• [Requirements]:
Give the material once more, word for word, without any images.

• [Supplied records]:
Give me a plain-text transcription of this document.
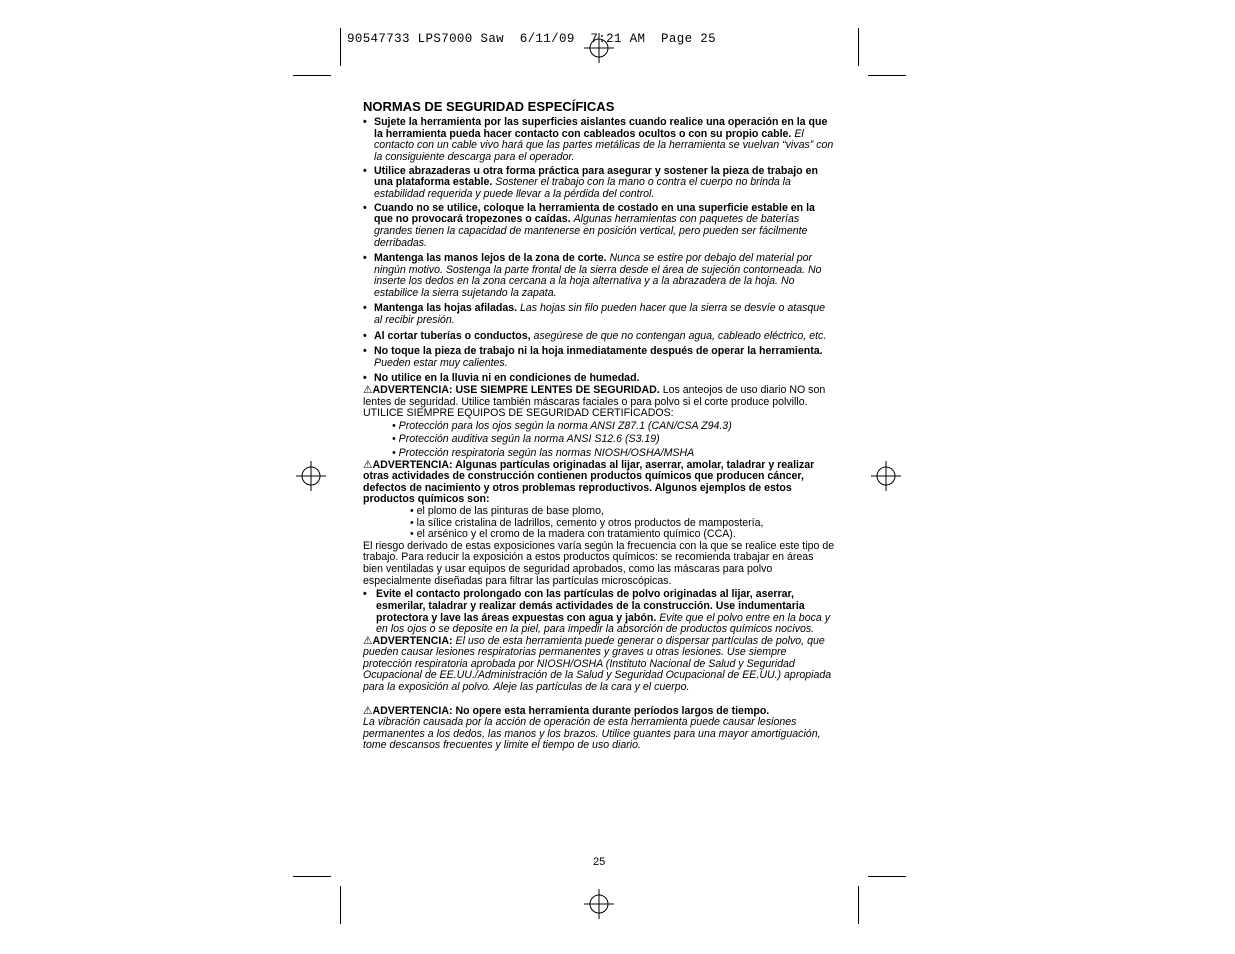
90547733 LPS7000 Saw  6/11/09  7:21 AM  Page 25

NORMAS DE SEGURIDAD ESPECÍFICAS

• Sujete la herramienta por las superficies aislantes cuando realice una operación en la que la herramienta pueda hacer contacto con cableados ocultos o con su propio cable. El contacto con un cable vivo hará que las partes metálicas de la herramienta se vuelvan “vivas” con la consiguiente descarga para el operador.

• Utilice abrazaderas u otra forma práctica para asegurar y sostener la pieza de trabajo en una plataforma estable. Sostener el trabajo con la mano o contra el cuerpo no brinda la estabilidad requerida y puede llevar a la pérdida del control.

• Cuando no se utilice, coloque la herramienta de costado en una superficie estable en la que no provocará tropezones o caídas. Algunas herramientas con paquetes de baterías grandes tienen la capacidad de mantenerse en posición vertical, pero pueden ser fácilmente derribadas.

• Mantenga las manos lejos de la zona de corte. Nunca se estire por debajo del material por ningún motivo. Sostenga la parte frontal de la sierra desde el área de sujeción contorneada. No inserte los dedos en la zona cercana a la hoja alternativa y a la abrazadera de la hoja. No estabilice la sierra sujetando la zapata.

• Mantenga las hojas afiladas. Las hojas sin filo pueden hacer que la sierra se desvíe o atasque al recibir presión.

• Al cortar tuberías o conductos, asegúrese de que no contengan agua, cableado eléctrico, etc.

• No toque la pieza de trabajo ni la hoja inmediatamente después de operar la herramienta. Pueden estar muy calientes.

• No utilice en la lluvia ni en condiciones de humedad.

⚠ADVERTENCIA: USE SIEMPRE LENTES DE SEGURIDAD. Los anteojos de uso diario NO son lentes de seguridad. Utilice también máscaras faciales o para polvo si el corte produce polvillo. UTILICE SIEMPRE EQUIPOS DE SEGURIDAD CERTIFICADOS:

• Protección para los ojos según la norma ANSI Z87.1 (CAN/CSA Z94.3)

• Protección auditiva según la norma ANSI S12.6 (S3.19)

• Protección respiratoria según las normas NIOSH/OSHA/MSHA

⚠ADVERTENCIA: Algunas partículas originadas al lijar, aserrar, amolar, taladrar y realizar otras actividades de construcción contienen productos químicos que producen cáncer, defectos de nacimiento y otros problemas reproductivos. Algunos ejemplos de estos productos químicos son:

• el plomo de las pinturas de base plomo,

• la sílice cristalina de ladrillos, cemento y otros productos de mampostería,

• el arsénico y el cromo de la madera con tratamiento químico (CCA).

El riesgo derivado de estas exposiciones varía según la frecuencia con la que se realice este tipo de trabajo. Para reducir la exposición a estos productos químicos: se recomienda trabajar en áreas bien ventiladas y usar equipos de seguridad aprobados, como las máscaras para polvo especialmente diseñadas para filtrar las partículas microscópicas.

• Evite el contacto prolongado con las partículas de polvo originadas al lijar, aserrar, esmerilar, taladrar y realizar demás actividades de la construcción. Use indumentaria protectora y lave las áreas expuestas con agua y jabón. Evite que el polvo entre en la boca y en los ojos o se deposite en la piel, para impedir la absorción de productos químicos nocivos.

⚠ADVERTENCIA: El uso de esta herramienta puede generar o dispersar partículas de polvo, que pueden causar lesiones respiratorias permanentes y graves u otras lesiones. Use siempre protección respiratoria aprobada por NIOSH/OSHA (Instituto Nacional de Salud y Seguridad Ocupacional de EE.UU./Administración de la Salud y Seguridad Ocupacional de EE.UU.) apropiada para la exposición al polvo. Aleje las partículas de la cara y el cuerpo.

⚠ADVERTENCIA: No opere esta herramienta durante períodos largos de tiempo.
La vibración causada por la acción de operación de esta herramienta puede causar lesiones permanentes a los dedos, las manos y los brazos. Utilice guantes para una mayor amortiguación, tome descansos frecuentes y limite el tiempo de uso diario.

25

• [Worked solution]:
Give me a plain-text transcription of this document.
90547733 LPS7000 Saw  6/11/09  7:21 AM  Page 25

NORMAS DE SEGURIDAD ESPECÍFICAS

• Sujete la herramienta por las superficies aislantes cuando realice una operación en la que la herramienta pueda hacer contacto con cableados ocultos o con su propio cable. El contacto con un cable vivo hará que las partes metálicas de la herramienta se vuelvan “vivas” con la consiguiente descarga para el operador.

• Utilice abrazaderas u otra forma práctica para asegurar y sostener la pieza de trabajo en una plataforma estable. Sostener el trabajo con la mano o contra el cuerpo no brinda la estabilidad requerida y puede llevar a la pérdida del control.

• Cuando no se utilice, coloque la herramienta de costado en una superficie estable en la que no provocará tropezones o caídas. Algunas herramientas con paquetes de baterías grandes tienen la capacidad de mantenerse en posición vertical, pero pueden ser fácilmente derribadas.

• Mantenga las manos lejos de la zona de corte. Nunca se estire por debajo del material por ningún motivo. Sostenga la parte frontal de la sierra desde el área de sujeción contorneada. No inserte los dedos en la zona cercana a la hoja alternativa y a la abrazadera de la hoja. No estabilice la sierra sujetando la zapata.

• Mantenga las hojas afiladas. Las hojas sin filo pueden hacer que la sierra se desvíe o atasque al recibir presión.

• Al cortar tuberías o conductos, asegúrese de que no contengan agua, cableado eléctrico, etc.

• No toque la pieza de trabajo ni la hoja inmediatamente después de operar la herramienta. Pueden estar muy calientes.

• No utilice en la lluvia ni en condiciones de humedad.

⚠ADVERTENCIA: USE SIEMPRE LENTES DE SEGURIDAD. Los anteojos de uso diario NO son lentes de seguridad. Utilice también máscaras faciales o para polvo si el corte produce polvillo. UTILICE SIEMPRE EQUIPOS DE SEGURIDAD CERTIFICADOS:

• Protección para los ojos según la norma ANSI Z87.1 (CAN/CSA Z94.3)

• Protección auditiva según la norma ANSI S12.6 (S3.19)

• Protección respiratoria según las normas NIOSH/OSHA/MSHA

⚠ADVERTENCIA: Algunas partículas originadas al lijar, aserrar, amolar, taladrar y realizar otras actividades de construcción contienen productos químicos que producen cáncer, defectos de nacimiento y otros problemas reproductivos. Algunos ejemplos de estos productos químicos son:

• el plomo de las pinturas de base plomo,

• la sílice cristalina de ladrillos, cemento y otros productos de mampostería,

• el arsénico y el cromo de la madera con tratamiento químico (CCA).

El riesgo derivado de estas exposiciones varía según la frecuencia con la que se realice este tipo de trabajo. Para reducir la exposición a estos productos químicos: se recomienda trabajar en áreas bien ventiladas y usar equipos de seguridad aprobados, como las máscaras para polvo especialmente diseñadas para filtrar las partículas microscópicas.

• Evite el contacto prolongado con las partículas de polvo originadas al lijar, aserrar, esmerilar, taladrar y realizar demás actividades de la construcción. Use indumentaria protectora y lave las áreas expuestas con agua y jabón. Evite que el polvo entre en la boca y en los ojos o se deposite en la piel, para impedir la absorción de productos químicos nocivos.

⚠ADVERTENCIA: El uso de esta herramienta puede generar o dispersar partículas de polvo, que pueden causar lesiones respiratorias permanentes y graves u otras lesiones. Use siempre protección respiratoria aprobada por NIOSH/OSHA (Instituto Nacional de Salud y Seguridad Ocupacional de EE.UU./Administración de la Salud y Seguridad Ocupacional de EE.UU.) apropiada para la exposición al polvo. Aleje las partículas de la cara y el cuerpo.

⚠ADVERTENCIA: No opere esta herramienta durante períodos largos de tiempo.
La vibración causada por la acción de operación de esta herramienta puede causar lesiones permanentes a los dedos, las manos y los brazos. Utilice guantes para una mayor amortiguación, tome descansos frecuentes y limite el tiempo de uso diario.

25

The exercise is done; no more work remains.